Request: Copy each line of the data below exactly, leaving out pictures.

Stored data:
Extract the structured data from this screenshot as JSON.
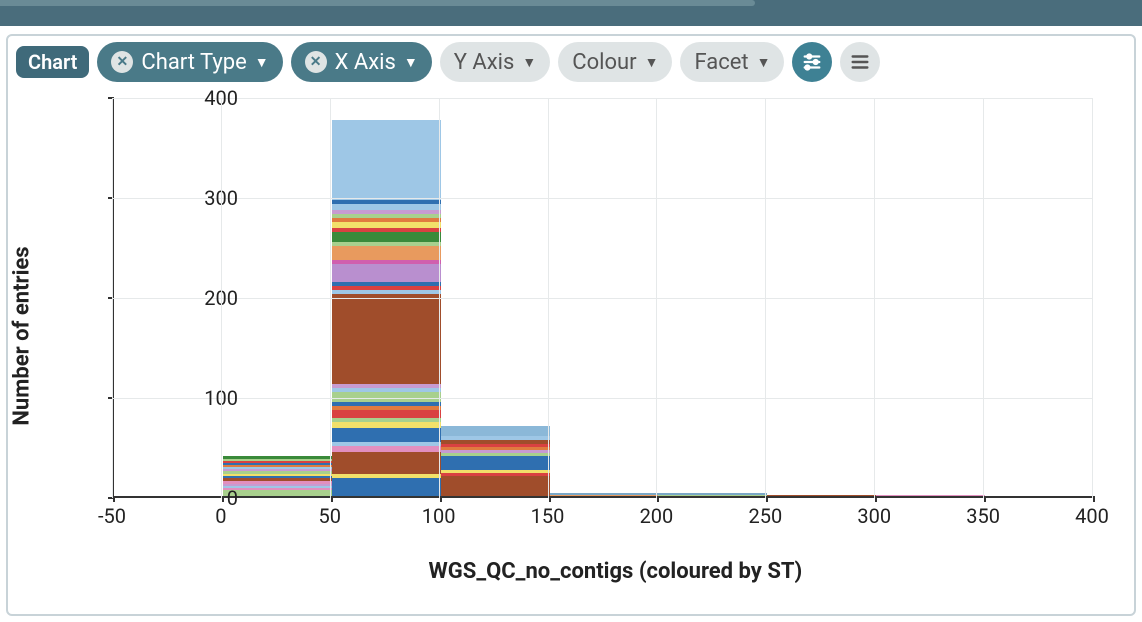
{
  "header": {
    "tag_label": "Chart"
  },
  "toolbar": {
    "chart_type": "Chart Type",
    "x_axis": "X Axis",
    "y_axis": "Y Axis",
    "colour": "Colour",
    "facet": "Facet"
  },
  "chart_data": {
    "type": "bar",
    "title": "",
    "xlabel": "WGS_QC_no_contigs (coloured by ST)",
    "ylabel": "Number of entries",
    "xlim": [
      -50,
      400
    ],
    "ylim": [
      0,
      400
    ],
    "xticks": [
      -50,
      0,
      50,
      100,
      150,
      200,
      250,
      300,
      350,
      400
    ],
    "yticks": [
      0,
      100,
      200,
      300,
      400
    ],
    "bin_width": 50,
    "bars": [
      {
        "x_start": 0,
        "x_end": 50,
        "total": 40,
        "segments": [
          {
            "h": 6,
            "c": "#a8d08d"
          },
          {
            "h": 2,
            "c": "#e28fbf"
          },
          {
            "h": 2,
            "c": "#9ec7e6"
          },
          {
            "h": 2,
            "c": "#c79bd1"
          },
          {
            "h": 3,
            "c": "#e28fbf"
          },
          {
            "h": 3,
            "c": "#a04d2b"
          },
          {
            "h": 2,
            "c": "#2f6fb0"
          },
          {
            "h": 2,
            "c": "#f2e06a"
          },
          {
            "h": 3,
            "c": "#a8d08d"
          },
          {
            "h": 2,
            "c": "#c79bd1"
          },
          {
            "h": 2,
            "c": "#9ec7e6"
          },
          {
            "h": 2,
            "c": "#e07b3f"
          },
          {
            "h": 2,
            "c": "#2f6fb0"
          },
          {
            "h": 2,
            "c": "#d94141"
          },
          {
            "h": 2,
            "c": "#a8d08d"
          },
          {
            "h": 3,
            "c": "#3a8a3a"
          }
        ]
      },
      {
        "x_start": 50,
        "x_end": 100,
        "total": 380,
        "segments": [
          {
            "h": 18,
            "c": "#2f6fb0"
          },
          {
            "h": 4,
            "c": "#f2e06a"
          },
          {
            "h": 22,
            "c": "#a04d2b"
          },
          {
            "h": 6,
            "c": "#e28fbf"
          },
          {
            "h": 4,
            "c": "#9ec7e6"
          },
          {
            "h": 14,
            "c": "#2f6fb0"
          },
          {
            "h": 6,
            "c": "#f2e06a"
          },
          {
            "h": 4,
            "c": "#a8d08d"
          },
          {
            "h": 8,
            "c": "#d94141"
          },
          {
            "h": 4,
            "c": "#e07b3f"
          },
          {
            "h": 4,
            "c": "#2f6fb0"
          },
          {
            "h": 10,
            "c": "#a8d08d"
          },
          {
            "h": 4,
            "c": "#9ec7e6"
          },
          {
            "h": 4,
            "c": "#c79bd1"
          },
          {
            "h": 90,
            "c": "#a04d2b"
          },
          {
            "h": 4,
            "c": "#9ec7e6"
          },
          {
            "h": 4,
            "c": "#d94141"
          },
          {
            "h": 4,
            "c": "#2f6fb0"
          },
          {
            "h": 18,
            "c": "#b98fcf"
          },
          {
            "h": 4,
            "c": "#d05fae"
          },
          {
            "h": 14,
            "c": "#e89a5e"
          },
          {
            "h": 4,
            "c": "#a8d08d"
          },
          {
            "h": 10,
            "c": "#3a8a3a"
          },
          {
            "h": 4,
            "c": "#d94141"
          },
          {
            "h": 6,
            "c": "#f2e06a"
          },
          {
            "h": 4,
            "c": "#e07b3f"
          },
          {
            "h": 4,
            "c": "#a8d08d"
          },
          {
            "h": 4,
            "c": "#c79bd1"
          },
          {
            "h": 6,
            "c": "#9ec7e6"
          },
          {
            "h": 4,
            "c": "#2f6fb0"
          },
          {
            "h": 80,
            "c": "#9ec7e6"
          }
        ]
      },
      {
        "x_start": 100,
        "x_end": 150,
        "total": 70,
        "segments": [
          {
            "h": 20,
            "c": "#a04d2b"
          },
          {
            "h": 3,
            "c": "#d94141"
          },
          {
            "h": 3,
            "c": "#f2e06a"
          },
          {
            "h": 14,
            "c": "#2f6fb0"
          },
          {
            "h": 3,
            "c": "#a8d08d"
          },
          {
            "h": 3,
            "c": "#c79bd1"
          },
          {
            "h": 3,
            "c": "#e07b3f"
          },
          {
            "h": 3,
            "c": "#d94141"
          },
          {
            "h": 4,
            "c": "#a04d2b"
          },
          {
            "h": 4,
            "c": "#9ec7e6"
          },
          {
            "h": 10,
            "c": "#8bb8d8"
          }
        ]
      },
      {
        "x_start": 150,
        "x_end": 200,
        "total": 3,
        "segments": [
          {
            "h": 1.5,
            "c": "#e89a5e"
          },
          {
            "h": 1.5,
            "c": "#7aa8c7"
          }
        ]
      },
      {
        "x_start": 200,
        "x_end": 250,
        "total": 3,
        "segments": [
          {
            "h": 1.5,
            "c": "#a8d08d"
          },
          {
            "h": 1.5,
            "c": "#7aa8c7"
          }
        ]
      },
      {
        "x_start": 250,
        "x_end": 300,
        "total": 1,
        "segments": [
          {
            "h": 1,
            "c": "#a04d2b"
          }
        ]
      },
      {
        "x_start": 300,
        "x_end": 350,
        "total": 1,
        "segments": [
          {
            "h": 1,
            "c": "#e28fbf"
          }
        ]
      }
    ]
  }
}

Response for this exercise:
Extract the structured data from this screenshot as JSON.
{
  "header": {
    "tag_label": "Chart"
  },
  "toolbar": {
    "chart_type": "Chart Type",
    "x_axis": "X Axis",
    "y_axis": "Y Axis",
    "colour": "Colour",
    "facet": "Facet"
  },
  "chart_data": {
    "type": "bar",
    "title": "",
    "xlabel": "WGS_QC_no_contigs (coloured by ST)",
    "ylabel": "Number of entries",
    "xlim": [
      -50,
      400
    ],
    "ylim": [
      0,
      400
    ],
    "xticks": [
      -50,
      0,
      50,
      100,
      150,
      200,
      250,
      300,
      350,
      400
    ],
    "yticks": [
      0,
      100,
      200,
      300,
      400
    ],
    "bin_width": 50,
    "bars": [
      {
        "x_start": 0,
        "x_end": 50,
        "total": 40,
        "segments": [
          {
            "h": 6,
            "c": "#a8d08d"
          },
          {
            "h": 2,
            "c": "#e28fbf"
          },
          {
            "h": 2,
            "c": "#9ec7e6"
          },
          {
            "h": 2,
            "c": "#c79bd1"
          },
          {
            "h": 3,
            "c": "#e28fbf"
          },
          {
            "h": 3,
            "c": "#a04d2b"
          },
          {
            "h": 2,
            "c": "#2f6fb0"
          },
          {
            "h": 2,
            "c": "#f2e06a"
          },
          {
            "h": 3,
            "c": "#a8d08d"
          },
          {
            "h": 2,
            "c": "#c79bd1"
          },
          {
            "h": 2,
            "c": "#9ec7e6"
          },
          {
            "h": 2,
            "c": "#e07b3f"
          },
          {
            "h": 2,
            "c": "#2f6fb0"
          },
          {
            "h": 2,
            "c": "#d94141"
          },
          {
            "h": 2,
            "c": "#a8d08d"
          },
          {
            "h": 3,
            "c": "#3a8a3a"
          }
        ]
      },
      {
        "x_start": 50,
        "x_end": 100,
        "total": 380,
        "segments": [
          {
            "h": 18,
            "c": "#2f6fb0"
          },
          {
            "h": 4,
            "c": "#f2e06a"
          },
          {
            "h": 22,
            "c": "#a04d2b"
          },
          {
            "h": 6,
            "c": "#e28fbf"
          },
          {
            "h": 4,
            "c": "#9ec7e6"
          },
          {
            "h": 14,
            "c": "#2f6fb0"
          },
          {
            "h": 6,
            "c": "#f2e06a"
          },
          {
            "h": 4,
            "c": "#a8d08d"
          },
          {
            "h": 8,
            "c": "#d94141"
          },
          {
            "h": 4,
            "c": "#e07b3f"
          },
          {
            "h": 4,
            "c": "#2f6fb0"
          },
          {
            "h": 10,
            "c": "#a8d08d"
          },
          {
            "h": 4,
            "c": "#9ec7e6"
          },
          {
            "h": 4,
            "c": "#c79bd1"
          },
          {
            "h": 90,
            "c": "#a04d2b"
          },
          {
            "h": 4,
            "c": "#9ec7e6"
          },
          {
            "h": 4,
            "c": "#d94141"
          },
          {
            "h": 4,
            "c": "#2f6fb0"
          },
          {
            "h": 18,
            "c": "#b98fcf"
          },
          {
            "h": 4,
            "c": "#d05fae"
          },
          {
            "h": 14,
            "c": "#e89a5e"
          },
          {
            "h": 4,
            "c": "#a8d08d"
          },
          {
            "h": 10,
            "c": "#3a8a3a"
          },
          {
            "h": 4,
            "c": "#d94141"
          },
          {
            "h": 6,
            "c": "#f2e06a"
          },
          {
            "h": 4,
            "c": "#e07b3f"
          },
          {
            "h": 4,
            "c": "#a8d08d"
          },
          {
            "h": 4,
            "c": "#c79bd1"
          },
          {
            "h": 6,
            "c": "#9ec7e6"
          },
          {
            "h": 4,
            "c": "#2f6fb0"
          },
          {
            "h": 80,
            "c": "#9ec7e6"
          }
        ]
      },
      {
        "x_start": 100,
        "x_end": 150,
        "total": 70,
        "segments": [
          {
            "h": 20,
            "c": "#a04d2b"
          },
          {
            "h": 3,
            "c": "#d94141"
          },
          {
            "h": 3,
            "c": "#f2e06a"
          },
          {
            "h": 14,
            "c": "#2f6fb0"
          },
          {
            "h": 3,
            "c": "#a8d08d"
          },
          {
            "h": 3,
            "c": "#c79bd1"
          },
          {
            "h": 3,
            "c": "#e07b3f"
          },
          {
            "h": 3,
            "c": "#d94141"
          },
          {
            "h": 4,
            "c": "#a04d2b"
          },
          {
            "h": 4,
            "c": "#9ec7e6"
          },
          {
            "h": 10,
            "c": "#8bb8d8"
          }
        ]
      },
      {
        "x_start": 150,
        "x_end": 200,
        "total": 3,
        "segments": [
          {
            "h": 1.5,
            "c": "#e89a5e"
          },
          {
            "h": 1.5,
            "c": "#7aa8c7"
          }
        ]
      },
      {
        "x_start": 200,
        "x_end": 250,
        "total": 3,
        "segments": [
          {
            "h": 1.5,
            "c": "#a8d08d"
          },
          {
            "h": 1.5,
            "c": "#7aa8c7"
          }
        ]
      },
      {
        "x_start": 250,
        "x_end": 300,
        "total": 1,
        "segments": [
          {
            "h": 1,
            "c": "#a04d2b"
          }
        ]
      },
      {
        "x_start": 300,
        "x_end": 350,
        "total": 1,
        "segments": [
          {
            "h": 1,
            "c": "#e28fbf"
          }
        ]
      }
    ]
  }
}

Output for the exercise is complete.